> MATERIAL FOR THE TASK:

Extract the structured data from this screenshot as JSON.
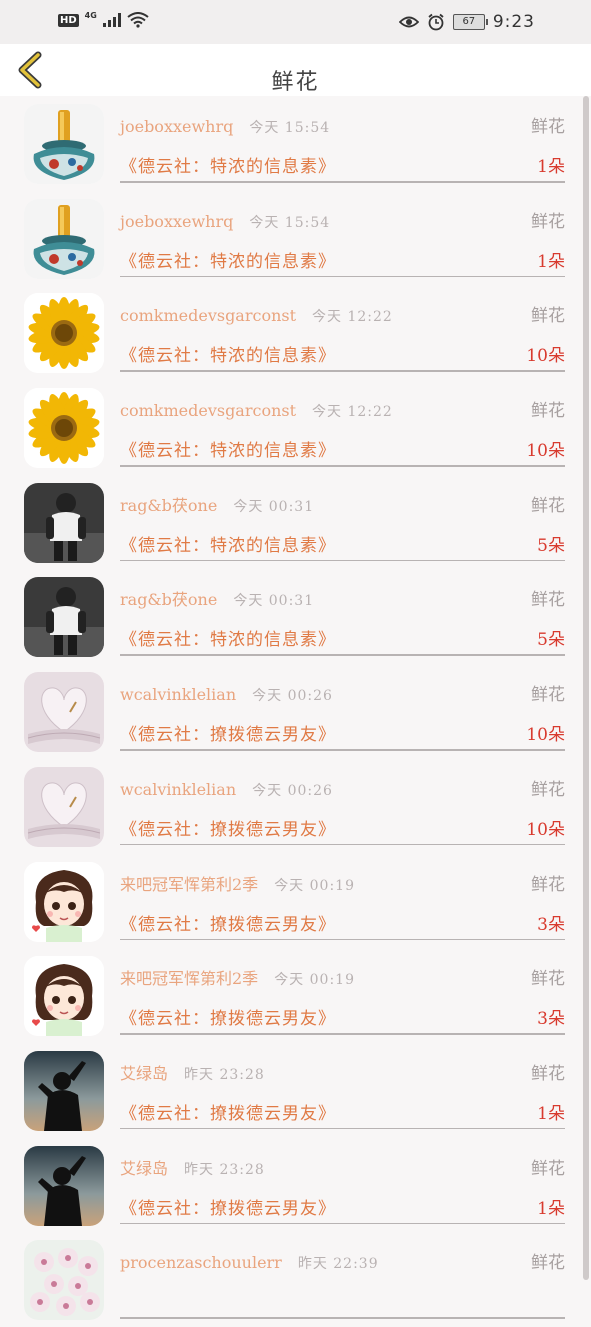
{
  "status_bar": {
    "hd": "HD",
    "network": "4G",
    "battery": "67",
    "time": "9:23"
  },
  "header": {
    "title": "鲜花"
  },
  "rows": [
    {
      "avatar": "vase",
      "name": "joeboxxewhrq",
      "time": "今天 15:54",
      "gift": "鲜花",
      "book": "《德云社：特浓的信息素》",
      "count": "1朵"
    },
    {
      "avatar": "vase",
      "name": "joeboxxewhrq",
      "time": "今天 15:54",
      "gift": "鲜花",
      "book": "《德云社：特浓的信息素》",
      "count": "1朵"
    },
    {
      "avatar": "sunflower",
      "name": "comkmedevsgarconst",
      "time": "今天 12:22",
      "gift": "鲜花",
      "book": "《德云社：特浓的信息素》",
      "count": "10朵"
    },
    {
      "avatar": "sunflower",
      "name": "comkmedevsgarconst",
      "time": "今天 12:22",
      "gift": "鲜花",
      "book": "《德云社：特浓的信息素》",
      "count": "10朵"
    },
    {
      "avatar": "boy",
      "name": "rag&b茯one",
      "time": "今天 00:31",
      "gift": "鲜花",
      "book": "《德云社：特浓的信息素》",
      "count": "5朵"
    },
    {
      "avatar": "boy",
      "name": "rag&b茯one",
      "time": "今天 00:31",
      "gift": "鲜花",
      "book": "《德云社：特浓的信息素》",
      "count": "5朵"
    },
    {
      "avatar": "heart-book",
      "name": "wcalvinklelian",
      "time": "今天 00:26",
      "gift": "鲜花",
      "book": "《德云社：撩拨德云男友》",
      "count": "10朵"
    },
    {
      "avatar": "heart-book",
      "name": "wcalvinklelian",
      "time": "今天 00:26",
      "gift": "鲜花",
      "book": "《德云社：撩拨德云男友》",
      "count": "10朵"
    },
    {
      "avatar": "anime-girl",
      "name": "来吧冠军恽第利2季",
      "time": "今天 00:19",
      "gift": "鲜花",
      "book": "《德云社：撩拨德云男友》",
      "count": "3朵"
    },
    {
      "avatar": "anime-girl",
      "name": "来吧冠军恽第利2季",
      "time": "今天 00:19",
      "gift": "鲜花",
      "book": "《德云社：撩拨德云男友》",
      "count": "3朵"
    },
    {
      "avatar": "silhouette",
      "name": "艾绿岛",
      "time": "昨天 23:28",
      "gift": "鲜花",
      "book": "《德云社：撩拨德云男友》",
      "count": "1朵"
    },
    {
      "avatar": "silhouette",
      "name": "艾绿岛",
      "time": "昨天 23:28",
      "gift": "鲜花",
      "book": "《德云社：撩拨德云男友》",
      "count": "1朵"
    },
    {
      "avatar": "flowers",
      "name": "procenzaschouulerr",
      "time": "昨天 22:39",
      "gift": "鲜花",
      "book": "",
      "count": ""
    }
  ],
  "colors": {
    "accent_name": "#e9a47e",
    "book": "#e07a45",
    "count": "#d83a2e",
    "back_icon": "#d6b229"
  }
}
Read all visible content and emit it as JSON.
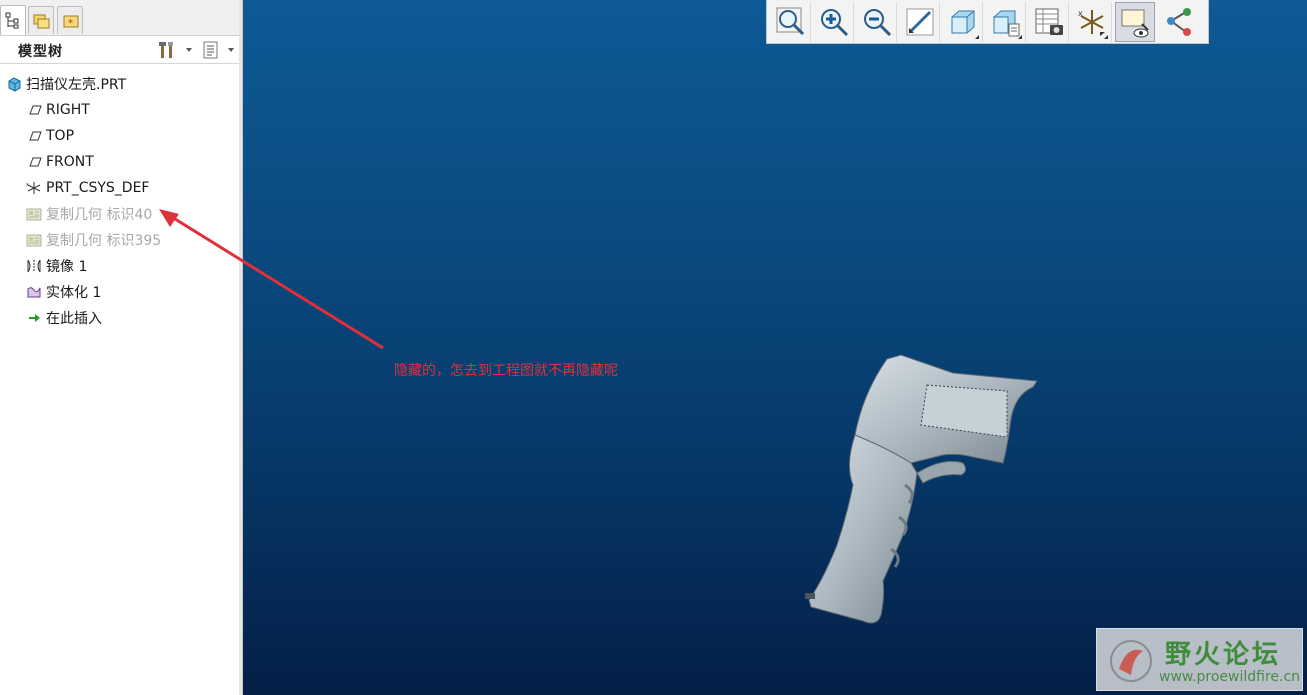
{
  "tabs": [
    {
      "name": "model-tree-tab",
      "icon": "model-tree-icon"
    },
    {
      "name": "folder-browser-tab",
      "icon": "folders-icon"
    },
    {
      "name": "favorites-tab",
      "icon": "favorites-icon"
    }
  ],
  "tree_header": {
    "title": "模型树",
    "settings_icon": "tools-icon",
    "show_icon": "list-view-icon"
  },
  "tree": {
    "root": "扫描仪左壳.PRT",
    "items": [
      {
        "label": "RIGHT",
        "icon": "datum-plane-icon",
        "hidden": false
      },
      {
        "label": "TOP",
        "icon": "datum-plane-icon",
        "hidden": false
      },
      {
        "label": "FRONT",
        "icon": "datum-plane-icon",
        "hidden": false
      },
      {
        "label": "PRT_CSYS_DEF",
        "icon": "coordinate-system-icon",
        "hidden": false
      },
      {
        "label": "复制几何 标识40",
        "icon": "copy-geometry-icon",
        "hidden": true
      },
      {
        "label": "复制几何 标识395",
        "icon": "copy-geometry-icon",
        "hidden": true
      },
      {
        "label": "镜像 1",
        "icon": "mirror-icon",
        "hidden": false
      },
      {
        "label": "实体化 1",
        "icon": "solidify-icon",
        "hidden": false
      },
      {
        "label": "在此插入",
        "icon": "insert-here-arrow-icon",
        "hidden": false
      }
    ]
  },
  "toolbar": [
    "refit-zoom-icon",
    "zoom-in-icon",
    "zoom-out-icon",
    "repaint-icon",
    "display-style-icon",
    "saved-views-icon",
    "view-manager-icon",
    "datum-display-icon",
    "annotation-display-icon",
    "spin-center-icon"
  ],
  "annotation": {
    "text": "隐藏的，怎去到工程图就不再隐藏呢",
    "color": "#e0303a"
  },
  "watermark": {
    "title": "野火论坛",
    "url": "www.proewildfire.cn"
  },
  "colors": {
    "viewport_top": "#0d5a96",
    "viewport_bottom": "#041f46",
    "model": "#b8c2c9"
  }
}
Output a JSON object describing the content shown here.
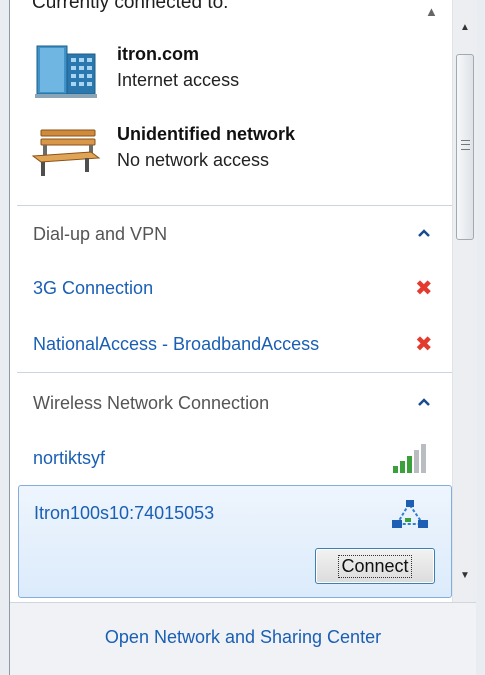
{
  "connected": {
    "header_partial": "Currently connected to:",
    "networks": [
      {
        "name": "itron.com",
        "status": "Internet access",
        "icon": "domain-network-icon"
      },
      {
        "name": "Unidentified network",
        "status": "No network access",
        "icon": "public-network-bench-icon"
      }
    ]
  },
  "dialup": {
    "title": "Dial-up and VPN",
    "items": [
      {
        "label": "3G Connection",
        "status_icon": "disconnected-x-icon"
      },
      {
        "label": "NationalAccess - BroadbandAccess",
        "status_icon": "disconnected-x-icon"
      }
    ]
  },
  "wireless": {
    "title": "Wireless Network Connection",
    "items": [
      {
        "label": "nortiktsyf",
        "icon": "signal-strength-icon"
      },
      {
        "label": "Itron100s10:74015053",
        "icon": "adhoc-network-icon",
        "selected": true
      }
    ],
    "connect_button": "Connect"
  },
  "footer": {
    "link": "Open Network and Sharing Center"
  },
  "colors": {
    "link": "#1a5fb4",
    "disconnected": "#e53a2e",
    "signal": "#2e9d2e",
    "selection": "#dcebfb"
  }
}
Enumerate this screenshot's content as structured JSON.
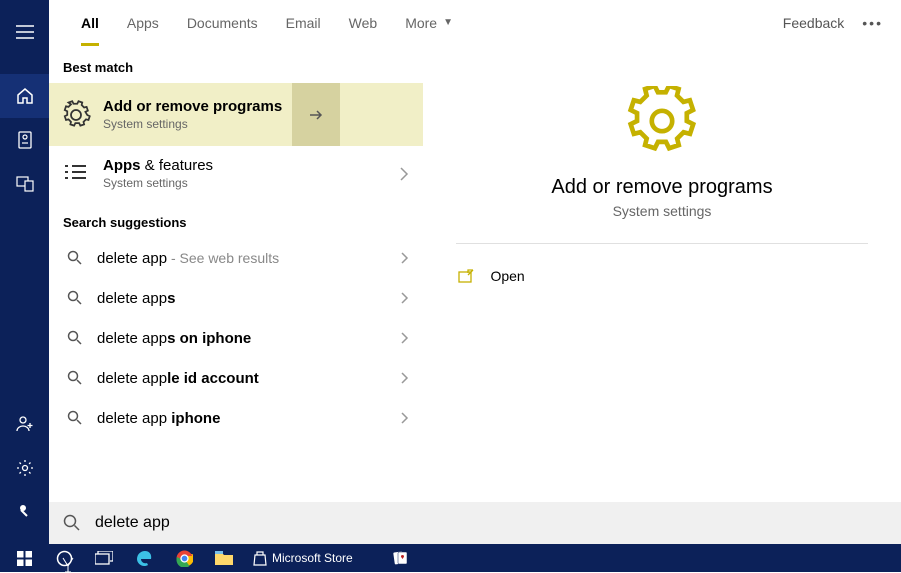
{
  "tabs": {
    "all": "All",
    "apps": "Apps",
    "documents": "Documents",
    "email": "Email",
    "web": "Web",
    "more": "More"
  },
  "feedback": "Feedback",
  "sections": {
    "best_match": "Best match",
    "search_suggestions": "Search suggestions"
  },
  "results": {
    "best": {
      "title": "Add or remove programs",
      "subtitle": "System settings"
    },
    "second": {
      "title_bold": "Apps",
      "title_rest": " & features",
      "subtitle": "System settings"
    }
  },
  "suggestions": [
    {
      "prefix": "delete app",
      "bold": "",
      "hint": " - See web results"
    },
    {
      "prefix": "delete app",
      "bold": "s",
      "hint": ""
    },
    {
      "prefix": "delete app",
      "bold": "s on iphone",
      "hint": ""
    },
    {
      "prefix": "delete app",
      "bold": "le id account",
      "hint": ""
    },
    {
      "prefix": "delete app",
      "bold": " iphone",
      "hint": ""
    }
  ],
  "detail": {
    "title": "Add or remove programs",
    "subtitle": "System settings",
    "open": "Open"
  },
  "search_query": "delete app",
  "taskbar": {
    "ms_store": "Microsoft Store"
  },
  "colors": {
    "accent": "#c5b100",
    "rail": "#0c2159"
  }
}
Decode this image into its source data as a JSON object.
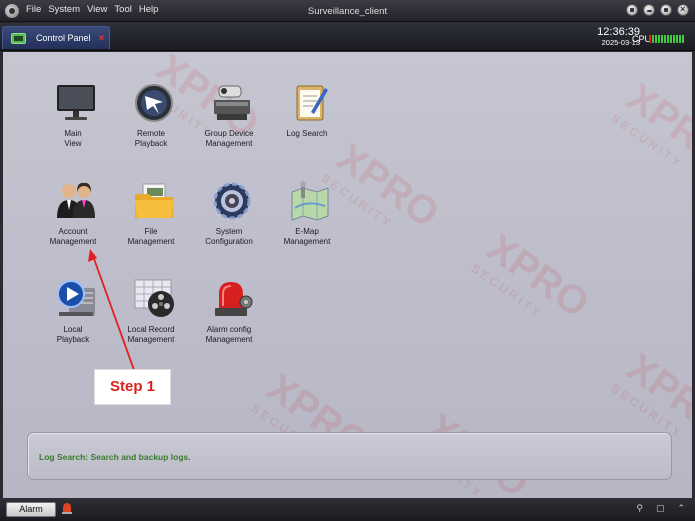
{
  "window": {
    "title": "Surveillance_client"
  },
  "menu": [
    "File",
    "System",
    "View",
    "Tool",
    "Help"
  ],
  "tab": {
    "label": "Control Panel",
    "close": "×"
  },
  "status": {
    "time": "12:36:39",
    "date": "2025-03-13",
    "cpu_label": "CPU"
  },
  "tiles": [
    {
      "id": "main-view",
      "label": "Main\nView",
      "icon": "monitor-icon"
    },
    {
      "id": "remote-playback",
      "label": "Remote\nPlayback",
      "icon": "remote-playback-icon"
    },
    {
      "id": "group-device-management",
      "label": "Group Device\nManagement",
      "icon": "device-management-icon"
    },
    {
      "id": "log-search",
      "label": "Log Search",
      "icon": "log-search-icon"
    },
    {
      "id": "account-management",
      "label": "Account\nManagement",
      "icon": "users-icon"
    },
    {
      "id": "file-management",
      "label": "File\nManagement",
      "icon": "folder-icon"
    },
    {
      "id": "system-configuration",
      "label": "System\nConfiguration",
      "icon": "gear-icon"
    },
    {
      "id": "e-map-management",
      "label": "E-Map\nManagement",
      "icon": "map-icon"
    },
    {
      "id": "local-playback",
      "label": "Local\nPlayback",
      "icon": "local-playback-icon"
    },
    {
      "id": "local-record-management",
      "label": "Local Record\nManagement",
      "icon": "film-reel-icon"
    },
    {
      "id": "alarm-config-management",
      "label": "Alarm config\nManagement",
      "icon": "alarm-light-icon"
    }
  ],
  "info": {
    "text": "Log Search: Search and backup logs."
  },
  "annotation": {
    "label": "Step 1"
  },
  "watermark": {
    "brand": "XPRO",
    "sub": "SECURITY"
  },
  "statusbar": {
    "alarm_label": "Alarm",
    "pin": "⚲",
    "window": "▢",
    "collapse": "⌃"
  },
  "colors": {
    "accent_tab": "#2e3a66",
    "info_text": "#3a7a2e",
    "step_red": "#d8231d",
    "cpu_green": "#3ecc3e"
  }
}
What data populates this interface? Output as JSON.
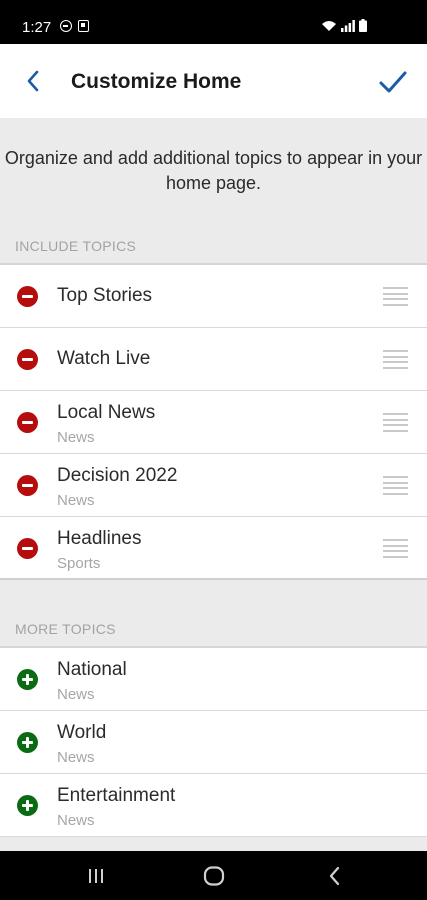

> EXERCISE DIRECTIONS: Report only how many lines in the entries contain "nPlayback".

> RIGHT ANSWER: 2